───── GIVEN DATA

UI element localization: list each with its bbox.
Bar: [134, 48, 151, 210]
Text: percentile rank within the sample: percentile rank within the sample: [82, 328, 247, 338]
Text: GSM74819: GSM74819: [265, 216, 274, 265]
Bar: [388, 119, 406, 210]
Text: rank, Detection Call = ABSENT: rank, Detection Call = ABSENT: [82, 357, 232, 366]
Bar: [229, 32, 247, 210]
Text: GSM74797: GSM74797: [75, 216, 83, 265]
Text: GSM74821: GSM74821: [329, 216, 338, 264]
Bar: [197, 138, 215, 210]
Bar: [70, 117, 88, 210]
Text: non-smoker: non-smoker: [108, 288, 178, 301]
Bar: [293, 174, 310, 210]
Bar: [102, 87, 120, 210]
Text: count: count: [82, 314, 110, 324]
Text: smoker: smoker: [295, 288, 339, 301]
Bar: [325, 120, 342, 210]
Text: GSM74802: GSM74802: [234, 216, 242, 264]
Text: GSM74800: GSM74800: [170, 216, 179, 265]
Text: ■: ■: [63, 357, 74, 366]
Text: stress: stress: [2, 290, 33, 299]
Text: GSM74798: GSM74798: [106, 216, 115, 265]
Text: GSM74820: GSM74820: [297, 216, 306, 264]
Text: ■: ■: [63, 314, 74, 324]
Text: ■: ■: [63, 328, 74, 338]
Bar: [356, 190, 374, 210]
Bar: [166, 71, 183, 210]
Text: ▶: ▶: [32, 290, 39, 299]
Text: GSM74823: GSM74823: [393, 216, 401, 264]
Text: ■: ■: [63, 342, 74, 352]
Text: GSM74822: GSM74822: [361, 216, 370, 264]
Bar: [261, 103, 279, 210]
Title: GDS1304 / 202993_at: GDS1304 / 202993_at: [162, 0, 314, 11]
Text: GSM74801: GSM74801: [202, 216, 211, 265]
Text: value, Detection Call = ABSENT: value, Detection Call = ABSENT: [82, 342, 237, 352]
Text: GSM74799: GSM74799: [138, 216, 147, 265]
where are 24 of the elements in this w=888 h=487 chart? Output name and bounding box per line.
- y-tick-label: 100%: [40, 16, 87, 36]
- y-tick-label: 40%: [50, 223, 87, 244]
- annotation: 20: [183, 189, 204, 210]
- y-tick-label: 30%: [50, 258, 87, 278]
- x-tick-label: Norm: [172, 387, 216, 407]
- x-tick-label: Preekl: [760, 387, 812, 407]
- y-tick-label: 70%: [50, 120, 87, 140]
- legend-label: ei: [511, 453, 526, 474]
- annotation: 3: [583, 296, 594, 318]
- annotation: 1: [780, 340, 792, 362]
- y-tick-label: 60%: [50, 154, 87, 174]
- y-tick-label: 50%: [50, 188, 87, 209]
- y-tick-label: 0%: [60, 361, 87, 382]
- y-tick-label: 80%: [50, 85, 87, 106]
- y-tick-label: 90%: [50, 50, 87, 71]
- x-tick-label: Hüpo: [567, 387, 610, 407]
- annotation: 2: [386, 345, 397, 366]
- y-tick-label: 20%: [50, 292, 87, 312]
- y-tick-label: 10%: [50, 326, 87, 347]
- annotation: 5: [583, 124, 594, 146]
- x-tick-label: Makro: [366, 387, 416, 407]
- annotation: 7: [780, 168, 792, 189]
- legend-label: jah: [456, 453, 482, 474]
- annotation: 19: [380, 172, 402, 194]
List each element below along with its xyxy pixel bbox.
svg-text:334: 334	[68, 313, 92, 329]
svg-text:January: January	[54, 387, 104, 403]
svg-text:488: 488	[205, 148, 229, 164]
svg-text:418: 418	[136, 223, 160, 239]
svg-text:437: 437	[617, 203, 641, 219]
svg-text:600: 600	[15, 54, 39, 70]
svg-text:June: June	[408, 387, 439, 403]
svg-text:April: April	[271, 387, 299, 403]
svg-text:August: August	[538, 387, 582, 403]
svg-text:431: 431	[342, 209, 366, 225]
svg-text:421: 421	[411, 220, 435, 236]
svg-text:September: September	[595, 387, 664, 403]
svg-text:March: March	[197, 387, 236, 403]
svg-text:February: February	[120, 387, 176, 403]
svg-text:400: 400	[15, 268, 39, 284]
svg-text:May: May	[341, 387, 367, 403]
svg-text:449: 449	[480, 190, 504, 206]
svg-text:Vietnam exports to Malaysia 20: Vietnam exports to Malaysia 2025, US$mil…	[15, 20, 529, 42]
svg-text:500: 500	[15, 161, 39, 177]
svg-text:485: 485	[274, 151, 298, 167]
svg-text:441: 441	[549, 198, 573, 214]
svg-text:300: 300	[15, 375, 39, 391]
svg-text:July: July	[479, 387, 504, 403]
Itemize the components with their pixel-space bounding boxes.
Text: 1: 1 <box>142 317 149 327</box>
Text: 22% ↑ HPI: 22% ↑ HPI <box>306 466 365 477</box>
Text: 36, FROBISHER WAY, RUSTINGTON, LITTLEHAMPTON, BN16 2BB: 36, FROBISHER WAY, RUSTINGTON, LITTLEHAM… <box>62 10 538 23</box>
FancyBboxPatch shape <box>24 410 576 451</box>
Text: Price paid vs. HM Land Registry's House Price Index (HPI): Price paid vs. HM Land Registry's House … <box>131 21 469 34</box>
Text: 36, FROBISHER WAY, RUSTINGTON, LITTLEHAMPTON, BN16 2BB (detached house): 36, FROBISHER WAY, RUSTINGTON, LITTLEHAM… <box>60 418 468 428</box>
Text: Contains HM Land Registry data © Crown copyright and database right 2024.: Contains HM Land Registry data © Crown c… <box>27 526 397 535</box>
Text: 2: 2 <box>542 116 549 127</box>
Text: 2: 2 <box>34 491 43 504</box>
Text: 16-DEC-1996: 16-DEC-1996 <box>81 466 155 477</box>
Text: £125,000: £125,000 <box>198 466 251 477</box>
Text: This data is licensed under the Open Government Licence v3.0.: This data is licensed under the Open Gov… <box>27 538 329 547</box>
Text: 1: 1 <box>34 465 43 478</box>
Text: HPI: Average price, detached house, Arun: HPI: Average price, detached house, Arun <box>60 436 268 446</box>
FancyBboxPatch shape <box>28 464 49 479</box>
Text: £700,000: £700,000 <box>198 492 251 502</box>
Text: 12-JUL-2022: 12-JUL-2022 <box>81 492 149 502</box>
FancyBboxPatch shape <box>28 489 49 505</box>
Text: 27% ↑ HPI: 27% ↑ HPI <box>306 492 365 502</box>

──────────

*INSTRUCTIONS TO FOLLOW*. Rewrite the records from the start through the line containing "- annotation: 3: [583, 296, 594, 318]", substituting "Column" for every instance of "Bar" and changing nothing else.

*EXERCISE SOLUTION*.
UI element localization: list each with its bbox.
Column: [134, 48, 151, 210]
Text: percentile rank within the sample: percentile rank within the sample: [82, 328, 247, 338]
Text: GSM74819: GSM74819: [265, 216, 274, 265]
Column: [388, 119, 406, 210]
Text: rank, Detection Call = ABSENT: rank, Detection Call = ABSENT: [82, 357, 232, 366]
Column: [229, 32, 247, 210]
Text: GSM74797: GSM74797: [75, 216, 83, 265]
Text: GSM74821: GSM74821: [329, 216, 338, 264]
Column: [197, 138, 215, 210]
Column: [70, 117, 88, 210]
Text: non-smoker: non-smoker: [108, 288, 178, 301]
Column: [293, 174, 310, 210]
Column: [102, 87, 120, 210]
Text: count: count: [82, 314, 110, 324]
Text: smoker: smoker: [295, 288, 339, 301]
Column: [325, 120, 342, 210]
Text: GSM74802: GSM74802: [234, 216, 242, 264]
Text: GSM74800: GSM74800: [170, 216, 179, 265]
Text: ■: ■: [63, 357, 74, 366]
Text: stress: stress: [2, 290, 33, 299]
Text: GSM74798: GSM74798: [106, 216, 115, 265]
Text: GSM74820: GSM74820: [297, 216, 306, 264]
Text: ■: ■: [63, 314, 74, 324]
Text: ■: ■: [63, 328, 74, 338]
Column: [356, 190, 374, 210]
Column: [166, 71, 183, 210]
Text: ▶: ▶: [32, 290, 39, 299]
Text: GSM74823: GSM74823: [393, 216, 401, 264]
Text: ■: ■: [63, 342, 74, 352]
Text: GSM74822: GSM74822: [361, 216, 370, 264]
Column: [261, 103, 279, 210]
Title: GDS1304 / 202993_at: GDS1304 / 202993_at: [162, 0, 314, 11]
Text: GSM74801: GSM74801: [202, 216, 211, 265]
Text: value, Detection Call = ABSENT: value, Detection Call = ABSENT: [82, 342, 237, 352]
Text: GSM74799: GSM74799: [138, 216, 147, 265]
where are 24 of the elements in this w=888 h=487 chart? Output name and bounding box per line.
- y-tick-label: 100%: [40, 16, 87, 36]
- y-tick-label: 40%: [50, 223, 87, 244]
- annotation: 20: [183, 189, 204, 210]
- y-tick-label: 30%: [50, 258, 87, 278]
- x-tick-label: Norm: [172, 387, 216, 407]
- x-tick-label: Preekl: [760, 387, 812, 407]
- y-tick-label: 70%: [50, 120, 87, 140]
- legend-label: ei: [511, 453, 526, 474]
- annotation: 3: [583, 296, 594, 318]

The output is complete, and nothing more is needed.